**Written task**
Within the material below, find each line bearing the word "compass" and present it.

Data records
"""
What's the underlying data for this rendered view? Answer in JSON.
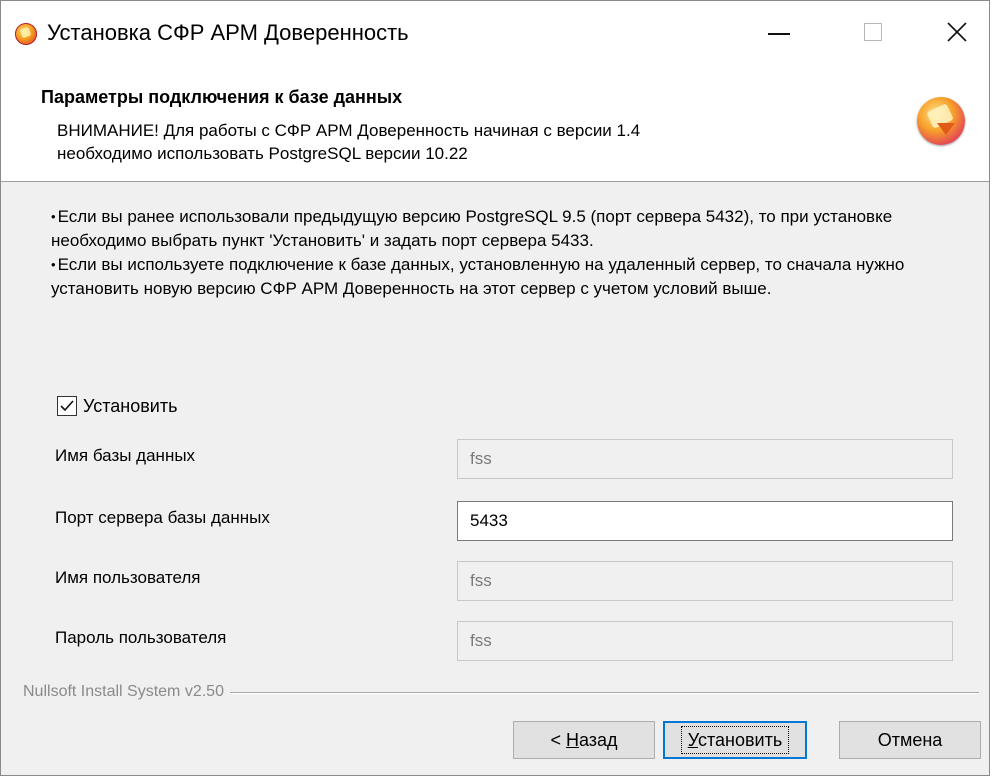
{
  "window": {
    "title": "Установка СФР АРМ Доверенность"
  },
  "header": {
    "title": "Параметры подключения к базе данных",
    "desc_line1": "ВНИМАНИЕ! Для работы с СФР АРМ Доверенность начиная с версии 1.4",
    "desc_line2": "необходимо использовать PostgreSQL версии 10.22"
  },
  "info": {
    "bullet": "•",
    "paragraph1": "Если вы ранее использовали предыдущую версию PostgreSQL 9.5 (порт сервера 5432), то при установке необходимо выбрать пункт 'Установить' и задать порт сервера 5433.",
    "paragraph2": "Если вы используете подключение к базе данных, установленную на удаленный сервер, то сначала нужно установить новую версию СФР АРМ Доверенность на этот сервер с учетом условий выше."
  },
  "install_checkbox": {
    "label": "Установить",
    "checked": true
  },
  "fields": [
    {
      "label": "Имя базы данных",
      "value": "fss",
      "enabled": false
    },
    {
      "label": "Порт сервера базы данных",
      "value": "5433",
      "enabled": true
    },
    {
      "label": "Имя пользователя",
      "value": "fss",
      "enabled": false
    },
    {
      "label": "Пароль пользователя",
      "value": "fss",
      "enabled": false
    }
  ],
  "footer": {
    "branding": "Nullsoft Install System v2.50",
    "back_prefix": "< ",
    "back_hotkey": "Н",
    "back_rest": "азад",
    "install_hotkey": "У",
    "install_rest": "становить",
    "cancel_label": "Отмена"
  }
}
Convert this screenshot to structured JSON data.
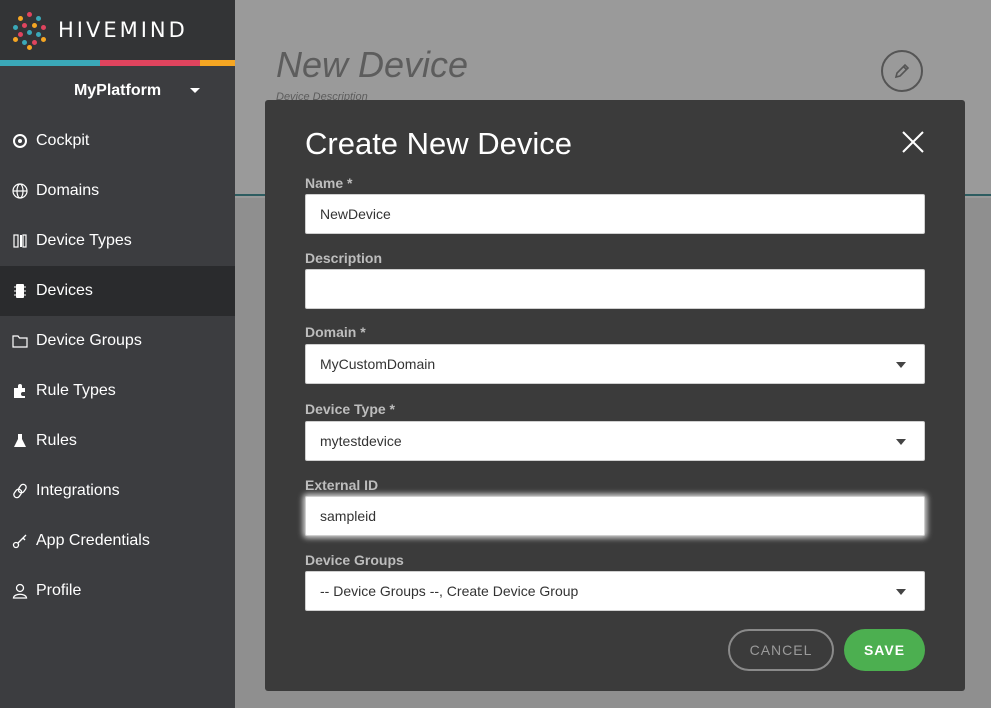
{
  "brand": {
    "name": "HIVEMIND",
    "stripe_colors": [
      "#3aa8b8",
      "#e0445e",
      "#f5a623"
    ]
  },
  "platform": {
    "selected": "MyPlatform"
  },
  "sidebar": {
    "items": [
      {
        "label": "Cockpit",
        "icon": "compass-icon"
      },
      {
        "label": "Domains",
        "icon": "globe-icon"
      },
      {
        "label": "Device Types",
        "icon": "device-types-icon"
      },
      {
        "label": "Devices",
        "icon": "chip-icon"
      },
      {
        "label": "Device Groups",
        "icon": "folder-icon"
      },
      {
        "label": "Rule Types",
        "icon": "puzzle-icon"
      },
      {
        "label": "Rules",
        "icon": "flask-icon"
      },
      {
        "label": "Integrations",
        "icon": "link-icon"
      },
      {
        "label": "App Credentials",
        "icon": "key-icon"
      },
      {
        "label": "Profile",
        "icon": "user-icon"
      }
    ],
    "active": "Devices"
  },
  "page": {
    "title": "New Device",
    "subtitle": "Device Description"
  },
  "modal": {
    "title": "Create New Device",
    "fields": {
      "name": {
        "label": "Name *",
        "value": "NewDevice"
      },
      "description": {
        "label": "Description",
        "value": ""
      },
      "domain": {
        "label": "Domain *",
        "value": "MyCustomDomain"
      },
      "device_type": {
        "label": "Device Type *",
        "value": "mytestdevice"
      },
      "external_id": {
        "label": "External ID",
        "value": "sampleid"
      },
      "device_groups": {
        "label": "Device Groups",
        "value": "-- Device Groups --, Create Device Group"
      }
    },
    "cancel_label": "CANCEL",
    "save_label": "SAVE",
    "save_color": "#4caf50"
  }
}
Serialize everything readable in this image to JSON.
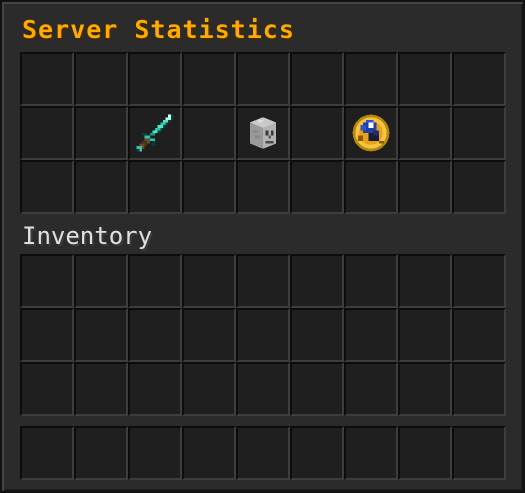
{
  "window": {
    "title": "Server Statistics",
    "inventory_label": "Inventory"
  },
  "colors": {
    "title": "#ffaa00",
    "inventory_label": "#e0e0e0",
    "panel_bg": "#2b2b2b",
    "slot_bg": "#1f1f1f"
  },
  "chest": {
    "rows": 3,
    "columns": 9,
    "items": [
      {
        "row": 2,
        "col": 3,
        "icon": "diamond-sword-icon"
      },
      {
        "row": 2,
        "col": 5,
        "icon": "skeleton-skull-icon"
      },
      {
        "row": 2,
        "col": 7,
        "icon": "golden-compass-icon"
      }
    ]
  },
  "player_inventory": {
    "rows": 3,
    "columns": 9,
    "items": []
  },
  "hotbar": {
    "columns": 9,
    "items": []
  }
}
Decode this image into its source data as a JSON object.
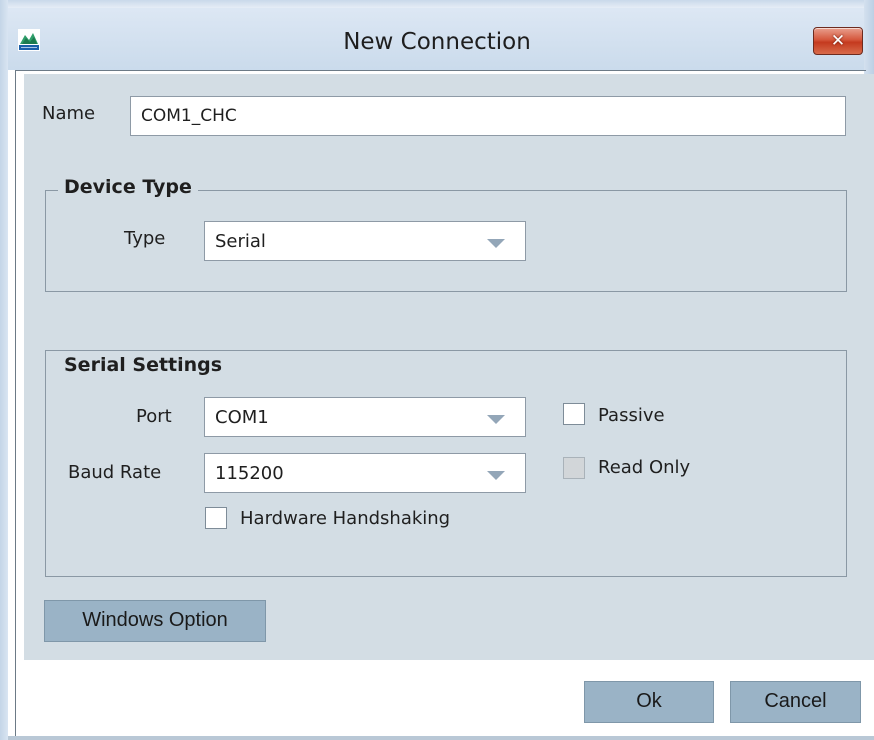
{
  "window": {
    "title": "New Connection",
    "app_icon": "novatel-logo-icon",
    "close_icon": "close-icon",
    "close_glyph": "✕",
    "close_color": "#d5573c"
  },
  "name_field": {
    "label": "Name",
    "value": "COM1_CHC"
  },
  "device_type": {
    "legend": "Device Type",
    "type_label": "Type",
    "type_value": "Serial"
  },
  "serial_settings": {
    "legend": "Serial Settings",
    "port_label": "Port",
    "port_value": "COM1",
    "baud_label": "Baud Rate",
    "baud_value": "115200",
    "passive_label": "Passive",
    "passive_checked": false,
    "read_only_label": "Read Only",
    "read_only_checked": false,
    "read_only_disabled": true,
    "hardware_handshaking_label": "Hardware Handshaking",
    "hardware_handshaking_checked": false
  },
  "buttons": {
    "windows_option": "Windows Option",
    "ok": "Ok",
    "cancel": "Cancel"
  },
  "colors": {
    "panel_bg": "#d3dde4",
    "button_bg": "#9ab3c6",
    "caret": "#93a6b8"
  }
}
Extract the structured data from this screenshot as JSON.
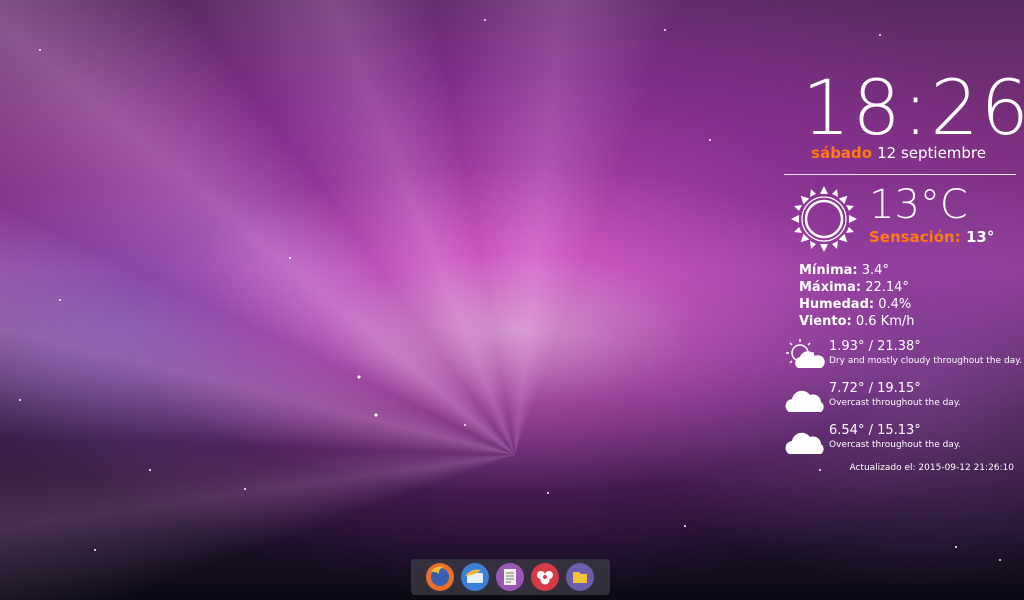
{
  "clock": {
    "time": "18:26",
    "weekday": "sábado",
    "date": "12 septiembre"
  },
  "weather": {
    "current_temp": "13°C",
    "feels_label": "Sensación:",
    "feels_value": "13°",
    "stats": [
      {
        "label": "Mínima:",
        "value": "3.4°"
      },
      {
        "label": "Máxima:",
        "value": "22.14°"
      },
      {
        "label": "Humedad:",
        "value": "0.4%"
      },
      {
        "label": "Viento:",
        "value": "0.6 Km/h"
      }
    ],
    "forecast": [
      {
        "icon": "partly-cloudy-icon",
        "temps": "1.93° / 21.38°",
        "summary": "Dry and mostly cloudy throughout the day."
      },
      {
        "icon": "cloud-icon",
        "temps": "7.72° / 19.15°",
        "summary": "Overcast throughout the day."
      },
      {
        "icon": "cloud-icon",
        "temps": "6.54° / 15.13°",
        "summary": "Overcast throughout the day."
      }
    ],
    "updated": "Actualizado el: 2015-09-12 21:26:10"
  },
  "dock": {
    "items": [
      {
        "name": "firefox-icon",
        "color": "#e8702a"
      },
      {
        "name": "thunderbird-icon",
        "color": "#3b7fd6"
      },
      {
        "name": "text-editor-icon",
        "color": "#9b57b5"
      },
      {
        "name": "app-store-icon",
        "color": "#d93a4a"
      },
      {
        "name": "files-icon",
        "color": "#6a5fa8"
      }
    ]
  },
  "colors": {
    "accent": "#ff7a14",
    "text": "#ffffff"
  }
}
"""
**Reply to the exercise**
        "icon": "compass-icon"
        "icon": "golden-compass-icon"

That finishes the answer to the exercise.